▶ _Written task_:
Give back the entire listing verbatim.

-- Begin Provided data --

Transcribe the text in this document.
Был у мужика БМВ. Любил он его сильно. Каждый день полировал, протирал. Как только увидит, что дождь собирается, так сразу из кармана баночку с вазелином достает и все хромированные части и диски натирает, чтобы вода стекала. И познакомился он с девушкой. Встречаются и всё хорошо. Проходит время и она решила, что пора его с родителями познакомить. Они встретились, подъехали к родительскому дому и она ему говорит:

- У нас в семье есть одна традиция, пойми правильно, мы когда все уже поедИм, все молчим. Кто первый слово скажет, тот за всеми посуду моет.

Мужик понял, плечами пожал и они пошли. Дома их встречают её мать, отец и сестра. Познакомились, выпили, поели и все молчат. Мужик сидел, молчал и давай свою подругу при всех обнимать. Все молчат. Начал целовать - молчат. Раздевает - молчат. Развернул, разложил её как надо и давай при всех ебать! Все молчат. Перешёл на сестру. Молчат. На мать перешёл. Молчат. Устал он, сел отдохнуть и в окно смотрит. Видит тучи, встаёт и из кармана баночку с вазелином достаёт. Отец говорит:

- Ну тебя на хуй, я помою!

-- End Provided data --

▶ _Answer to the exercise_:
Transcribe the text in this document.
Был у мужика БМВ. Любил он его сильно. Каждый день полировал, протирал. Как только увидит, что дождь собирается, так сразу из кармана баночку с вазелином достает и все хромированные части и диски натирает, чтобы вода стекала. И познакомился он с девушкой. Встречаются и всё хорошо. Проходит время и она решила, что пора его с родителями познакомить. Они встретились, подъехали к родительскому дому и она ему говорит:

- У нас в семье есть одна традиция, пойми правильно, мы когда все уже поедИм, все молчим. Кто первый слово скажет, тот за всеми посуду моет.

Мужик понял, плечами пожал и они пошли. Дома их встречают её мать, отец и сестра. Познакомились, выпили, поели и все молчат. Мужик сидел, молчал и давай свою подругу при всех обнимать. Все молчат. Начал целовать - молчат. Раздевает - молчат. Развернул, разложил её как надо и давай при всех ебать! Все молчат. Перешёл на сестру. Молчат. На мать перешёл. Молчат. Устал он, сел отдохнуть и в окно смотрит. Видит тучи, встаёт и из кармана баночку с вазелином достаёт. Отец говорит:

- Ну тебя на хуй, я помою!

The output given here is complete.